Exercise
Copy each line exactly. Drop every picture.

Material provided
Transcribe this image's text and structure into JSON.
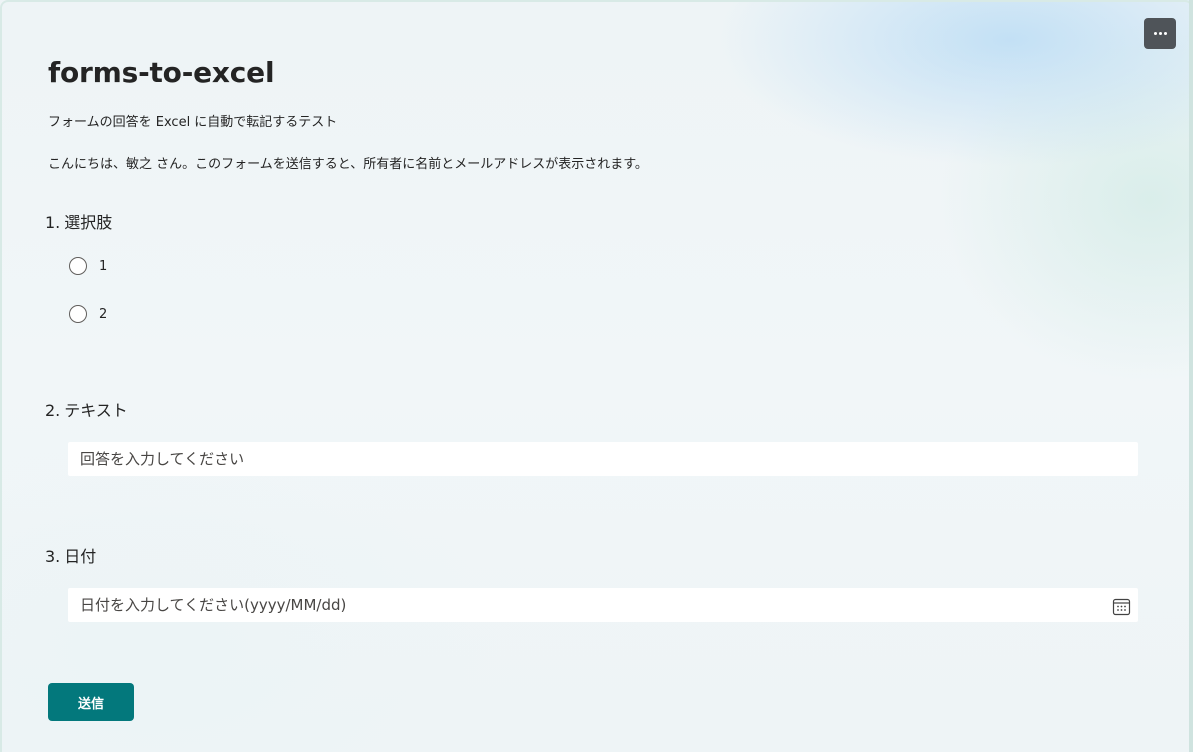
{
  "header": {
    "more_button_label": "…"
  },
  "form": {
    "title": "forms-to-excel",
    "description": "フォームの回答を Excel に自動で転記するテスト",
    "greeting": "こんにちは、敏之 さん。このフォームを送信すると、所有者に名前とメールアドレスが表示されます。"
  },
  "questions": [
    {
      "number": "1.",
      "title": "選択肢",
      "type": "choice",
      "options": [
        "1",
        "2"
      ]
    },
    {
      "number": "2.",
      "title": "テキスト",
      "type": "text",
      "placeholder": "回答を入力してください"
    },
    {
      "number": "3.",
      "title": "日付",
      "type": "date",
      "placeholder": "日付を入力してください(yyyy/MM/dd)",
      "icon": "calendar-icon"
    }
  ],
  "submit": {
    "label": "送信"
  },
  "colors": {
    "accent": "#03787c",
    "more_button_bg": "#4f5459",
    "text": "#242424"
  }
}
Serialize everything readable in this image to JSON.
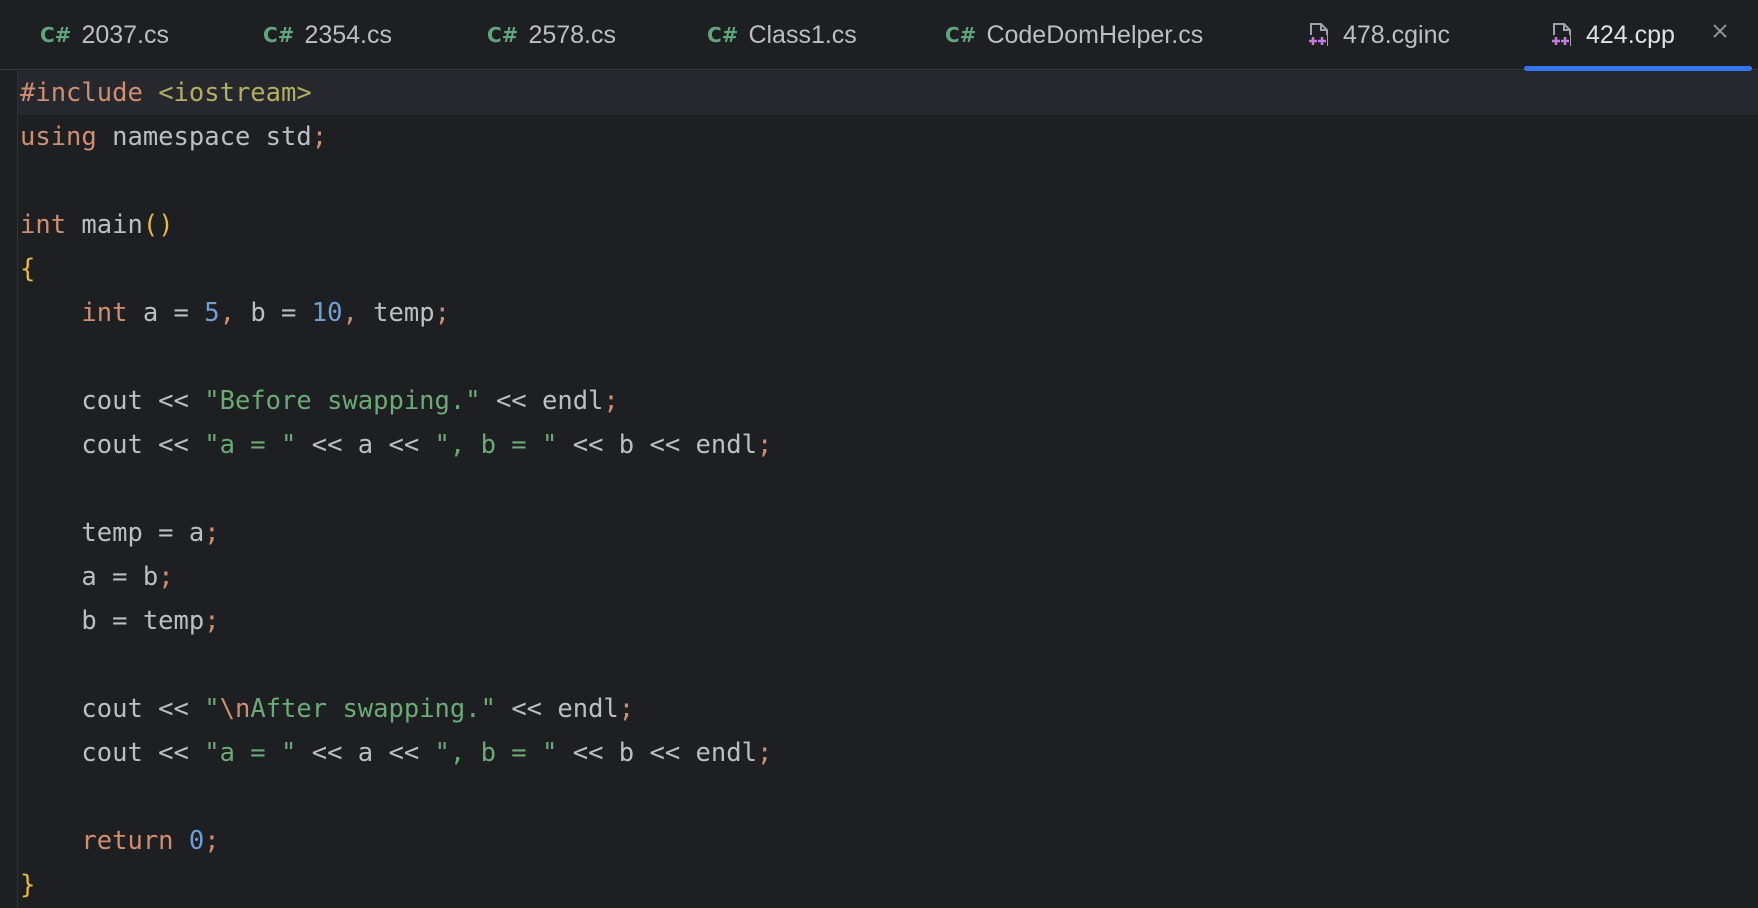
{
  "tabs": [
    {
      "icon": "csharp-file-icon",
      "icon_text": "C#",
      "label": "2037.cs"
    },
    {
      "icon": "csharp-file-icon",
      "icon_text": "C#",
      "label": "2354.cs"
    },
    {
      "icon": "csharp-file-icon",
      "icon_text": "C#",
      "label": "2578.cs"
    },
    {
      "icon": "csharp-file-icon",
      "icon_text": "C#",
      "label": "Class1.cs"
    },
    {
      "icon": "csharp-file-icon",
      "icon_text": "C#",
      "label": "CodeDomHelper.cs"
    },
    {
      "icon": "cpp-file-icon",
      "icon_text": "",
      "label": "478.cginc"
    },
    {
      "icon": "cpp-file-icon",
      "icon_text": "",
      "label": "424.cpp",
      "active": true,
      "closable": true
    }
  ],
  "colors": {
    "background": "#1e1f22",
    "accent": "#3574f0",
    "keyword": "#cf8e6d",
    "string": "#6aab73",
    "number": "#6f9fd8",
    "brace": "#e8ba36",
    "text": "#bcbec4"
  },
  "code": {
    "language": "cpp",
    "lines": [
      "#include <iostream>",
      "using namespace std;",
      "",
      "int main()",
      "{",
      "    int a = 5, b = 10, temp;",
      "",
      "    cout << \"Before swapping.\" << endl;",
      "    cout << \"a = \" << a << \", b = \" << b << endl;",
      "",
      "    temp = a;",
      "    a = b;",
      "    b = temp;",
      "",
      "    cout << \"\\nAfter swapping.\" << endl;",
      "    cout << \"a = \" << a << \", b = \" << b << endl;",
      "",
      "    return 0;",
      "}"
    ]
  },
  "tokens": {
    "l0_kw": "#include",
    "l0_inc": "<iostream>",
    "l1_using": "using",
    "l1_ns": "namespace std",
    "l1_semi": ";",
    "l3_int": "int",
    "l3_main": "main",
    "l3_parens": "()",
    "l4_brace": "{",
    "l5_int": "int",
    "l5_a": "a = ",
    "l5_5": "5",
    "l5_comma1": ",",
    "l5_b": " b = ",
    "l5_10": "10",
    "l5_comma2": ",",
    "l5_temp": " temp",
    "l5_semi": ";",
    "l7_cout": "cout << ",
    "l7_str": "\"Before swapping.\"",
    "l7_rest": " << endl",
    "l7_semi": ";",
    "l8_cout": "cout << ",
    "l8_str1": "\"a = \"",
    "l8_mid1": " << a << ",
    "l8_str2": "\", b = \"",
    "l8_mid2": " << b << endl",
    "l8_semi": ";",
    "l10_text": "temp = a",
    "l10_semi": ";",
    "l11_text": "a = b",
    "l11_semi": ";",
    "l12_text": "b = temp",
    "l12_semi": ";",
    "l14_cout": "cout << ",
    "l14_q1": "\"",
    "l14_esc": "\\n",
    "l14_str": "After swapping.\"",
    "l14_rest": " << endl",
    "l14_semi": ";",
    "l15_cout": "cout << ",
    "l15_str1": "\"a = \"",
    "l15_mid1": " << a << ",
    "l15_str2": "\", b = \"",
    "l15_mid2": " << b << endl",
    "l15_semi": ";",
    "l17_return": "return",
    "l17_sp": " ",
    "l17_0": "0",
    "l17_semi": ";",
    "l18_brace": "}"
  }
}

Result below
Transcribe this image's text and structure into JSON.
{
  "header": {
    "more_button_label": "…"
  },
  "form": {
    "title": "forms-to-excel",
    "description": "フォームの回答を Excel に自動で転記するテスト",
    "greeting": "こんにちは、敏之 さん。このフォームを送信すると、所有者に名前とメールアドレスが表示されます。"
  },
  "questions": [
    {
      "number": "1.",
      "title": "選択肢",
      "type": "choice",
      "options": [
        "1",
        "2"
      ]
    },
    {
      "number": "2.",
      "title": "テキスト",
      "type": "text",
      "placeholder": "回答を入力してください"
    },
    {
      "number": "3.",
      "title": "日付",
      "type": "date",
      "placeholder": "日付を入力してください(yyyy/MM/dd)",
      "icon": "calendar-icon"
    }
  ],
  "submit": {
    "label": "送信"
  },
  "colors": {
    "accent": "#03787c",
    "more_button_bg": "#4f5459",
    "text": "#242424"
  }
}
Serialize everything readable in this image to JSON.
{
  "tabs": [
    {
      "icon": "csharp-file-icon",
      "icon_text": "C#",
      "label": "2037.cs"
    },
    {
      "icon": "csharp-file-icon",
      "icon_text": "C#",
      "label": "2354.cs"
    },
    {
      "icon": "csharp-file-icon",
      "icon_text": "C#",
      "label": "2578.cs"
    },
    {
      "icon": "csharp-file-icon",
      "icon_text": "C#",
      "label": "Class1.cs"
    },
    {
      "icon": "csharp-file-icon",
      "icon_text": "C#",
      "label": "CodeDomHelper.cs"
    },
    {
      "icon": "cpp-file-icon",
      "icon_text": "",
      "label": "478.cginc"
    },
    {
      "icon": "cpp-file-icon",
      "icon_text": "",
      "label": "424.cpp",
      "active": true,
      "closable": true
    }
  ],
  "colors": {
    "background": "#1e1f22",
    "accent": "#3574f0",
    "keyword": "#cf8e6d",
    "string": "#6aab73",
    "number": "#6f9fd8",
    "brace": "#e8ba36",
    "text": "#bcbec4"
  },
  "code": {
    "language": "cpp",
    "lines": [
      "#include <iostream>",
      "using namespace std;",
      "",
      "int main()",
      "{",
      "    int a = 5, b = 10, temp;",
      "",
      "    cout << \"Before swapping.\" << endl;",
      "    cout << \"a = \" << a << \", b = \" << b << endl;",
      "",
      "    temp = a;",
      "    a = b;",
      "    b = temp;",
      "",
      "    cout << \"\\nAfter swapping.\" << endl;",
      "    cout << \"a = \" << a << \", b = \" << b << endl;",
      "",
      "    return 0;",
      "}"
    ]
  },
  "tokens": {
    "l0_kw": "#include",
    "l0_inc": "<iostream>",
    "l1_using": "using",
    "l1_ns": "namespace std",
    "l1_semi": ";",
    "l3_int": "int",
    "l3_main": "main",
    "l3_parens": "()",
    "l4_brace": "{",
    "l5_int": "int",
    "l5_a": "a = ",
    "l5_5": "5",
    "l5_comma1": ",",
    "l5_b": " b = ",
    "l5_10": "10",
    "l5_comma2": ",",
    "l5_temp": " temp",
    "l5_semi": ";",
    "l7_cout": "cout << ",
    "l7_str": "\"Before swapping.\"",
    "l7_rest": " << endl",
    "l7_semi": ";",
    "l8_cout": "cout << ",
    "l8_str1": "\"a = \"",
    "l8_mid1": " << a << ",
    "l8_str2": "\", b = \"",
    "l8_mid2": " << b << endl",
    "l8_semi": ";",
    "l10_text": "temp = a",
    "l10_semi": ";",
    "l11_text": "a = b",
    "l11_semi": ";",
    "l12_text": "b = temp",
    "l12_semi": ";",
    "l14_cout": "cout << ",
    "l14_q1": "\"",
    "l14_esc": "\\n",
    "l14_str": "After swapping.\"",
    "l14_rest": " << endl",
    "l14_semi": ";",
    "l15_cout": "cout << ",
    "l15_str1": "\"a = \"",
    "l15_mid1": " << a << ",
    "l15_str2": "\", b = \"",
    "l15_mid2": " << b << endl",
    "l15_semi": ";",
    "l17_return": "return",
    "l17_sp": " ",
    "l17_0": "0",
    "l17_semi": ";",
    "l18_brace": "}"
  }
}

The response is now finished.